Figure collection entries
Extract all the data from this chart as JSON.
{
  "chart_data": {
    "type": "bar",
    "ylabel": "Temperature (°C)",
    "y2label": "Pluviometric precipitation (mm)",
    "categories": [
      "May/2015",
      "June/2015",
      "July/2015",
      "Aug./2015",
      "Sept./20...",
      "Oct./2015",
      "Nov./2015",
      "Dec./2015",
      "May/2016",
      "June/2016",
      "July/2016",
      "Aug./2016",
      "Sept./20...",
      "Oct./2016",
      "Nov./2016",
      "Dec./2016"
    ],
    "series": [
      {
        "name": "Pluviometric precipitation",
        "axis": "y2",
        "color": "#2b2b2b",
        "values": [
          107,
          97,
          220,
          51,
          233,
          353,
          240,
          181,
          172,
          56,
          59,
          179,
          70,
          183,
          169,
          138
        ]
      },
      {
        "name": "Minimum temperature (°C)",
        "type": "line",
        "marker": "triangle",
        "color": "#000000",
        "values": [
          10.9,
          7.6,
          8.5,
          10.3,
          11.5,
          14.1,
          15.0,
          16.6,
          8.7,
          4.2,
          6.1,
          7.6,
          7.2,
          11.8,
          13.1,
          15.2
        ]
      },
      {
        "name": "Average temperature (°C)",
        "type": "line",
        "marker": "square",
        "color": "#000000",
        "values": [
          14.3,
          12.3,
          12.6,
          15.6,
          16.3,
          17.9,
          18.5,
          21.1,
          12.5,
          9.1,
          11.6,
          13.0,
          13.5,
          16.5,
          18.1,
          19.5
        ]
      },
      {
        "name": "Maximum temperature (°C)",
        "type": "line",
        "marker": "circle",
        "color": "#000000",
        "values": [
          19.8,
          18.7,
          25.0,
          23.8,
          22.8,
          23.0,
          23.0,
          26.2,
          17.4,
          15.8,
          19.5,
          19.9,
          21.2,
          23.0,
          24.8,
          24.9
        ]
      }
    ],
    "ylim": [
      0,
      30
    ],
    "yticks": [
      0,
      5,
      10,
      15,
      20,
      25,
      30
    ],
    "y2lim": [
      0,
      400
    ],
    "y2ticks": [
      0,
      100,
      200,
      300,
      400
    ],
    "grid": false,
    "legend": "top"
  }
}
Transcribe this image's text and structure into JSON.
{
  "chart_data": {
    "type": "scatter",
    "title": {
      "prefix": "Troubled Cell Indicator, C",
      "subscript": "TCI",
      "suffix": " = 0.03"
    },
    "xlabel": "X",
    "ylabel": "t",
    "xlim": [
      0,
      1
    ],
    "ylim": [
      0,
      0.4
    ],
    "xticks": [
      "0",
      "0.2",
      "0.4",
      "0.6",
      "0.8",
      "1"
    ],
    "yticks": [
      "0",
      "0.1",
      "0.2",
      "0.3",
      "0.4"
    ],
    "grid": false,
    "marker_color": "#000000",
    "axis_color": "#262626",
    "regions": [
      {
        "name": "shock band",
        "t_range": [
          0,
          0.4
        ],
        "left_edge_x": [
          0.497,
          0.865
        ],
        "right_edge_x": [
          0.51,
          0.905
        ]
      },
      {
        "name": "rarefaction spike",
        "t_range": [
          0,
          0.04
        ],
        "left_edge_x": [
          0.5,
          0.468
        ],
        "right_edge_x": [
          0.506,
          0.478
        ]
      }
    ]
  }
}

PROBLEM STATEMENT
Write out every entry above, word for word.

COMPLETED EXERCISE
Extract all the data from this chart as JSON.
{
  "chart_data": {
    "type": "bar",
    "ylabel": "Temperature (°C)",
    "y2label": "Pluviometric precipitation (mm)",
    "categories": [
      "May/2015",
      "June/2015",
      "July/2015",
      "Aug./2015",
      "Sept./20...",
      "Oct./2015",
      "Nov./2015",
      "Dec./2015",
      "May/2016",
      "June/2016",
      "July/2016",
      "Aug./2016",
      "Sept./20...",
      "Oct./2016",
      "Nov./2016",
      "Dec./2016"
    ],
    "series": [
      {
        "name": "Pluviometric precipitation",
        "axis": "y2",
        "color": "#2b2b2b",
        "values": [
          107,
          97,
          220,
          51,
          233,
          353,
          240,
          181,
          172,
          56,
          59,
          179,
          70,
          183,
          169,
          138
        ]
      },
      {
        "name": "Minimum temperature (°C)",
        "type": "line",
        "marker": "triangle",
        "color": "#000000",
        "values": [
          10.9,
          7.6,
          8.5,
          10.3,
          11.5,
          14.1,
          15.0,
          16.6,
          8.7,
          4.2,
          6.1,
          7.6,
          7.2,
          11.8,
          13.1,
          15.2
        ]
      },
      {
        "name": "Average temperature (°C)",
        "type": "line",
        "marker": "square",
        "color": "#000000",
        "values": [
          14.3,
          12.3,
          12.6,
          15.6,
          16.3,
          17.9,
          18.5,
          21.1,
          12.5,
          9.1,
          11.6,
          13.0,
          13.5,
          16.5,
          18.1,
          19.5
        ]
      },
      {
        "name": "Maximum temperature (°C)",
        "type": "line",
        "marker": "circle",
        "color": "#000000",
        "values": [
          19.8,
          18.7,
          25.0,
          23.8,
          22.8,
          23.0,
          23.0,
          26.2,
          17.4,
          15.8,
          19.5,
          19.9,
          21.2,
          23.0,
          24.8,
          24.9
        ]
      }
    ],
    "ylim": [
      0,
      30
    ],
    "yticks": [
      0,
      5,
      10,
      15,
      20,
      25,
      30
    ],
    "y2lim": [
      0,
      400
    ],
    "y2ticks": [
      0,
      100,
      200,
      300,
      400
    ],
    "grid": false,
    "legend": "top"
  }
}
Transcribe this image's text and structure into JSON.
{
  "chart_data": {
    "type": "scatter",
    "title": {
      "prefix": "Troubled Cell Indicator, C",
      "subscript": "TCI",
      "suffix": " = 0.03"
    },
    "xlabel": "X",
    "ylabel": "t",
    "xlim": [
      0,
      1
    ],
    "ylim": [
      0,
      0.4
    ],
    "xticks": [
      "0",
      "0.2",
      "0.4",
      "0.6",
      "0.8",
      "1"
    ],
    "yticks": [
      "0",
      "0.1",
      "0.2",
      "0.3",
      "0.4"
    ],
    "grid": false,
    "marker_color": "#000000",
    "axis_color": "#262626",
    "regions": [
      {
        "name": "shock band",
        "t_range": [
          0,
          0.4
        ],
        "left_edge_x": [
          0.497,
          0.865
        ],
        "right_edge_x": [
          0.51,
          0.905
        ]
      },
      {
        "name": "rarefaction spike",
        "t_range": [
          0,
          0.04
        ],
        "left_edge_x": [
          0.5,
          0.468
        ],
        "right_edge_x": [
          0.506,
          0.478
        ]
      }
    ]
  }
}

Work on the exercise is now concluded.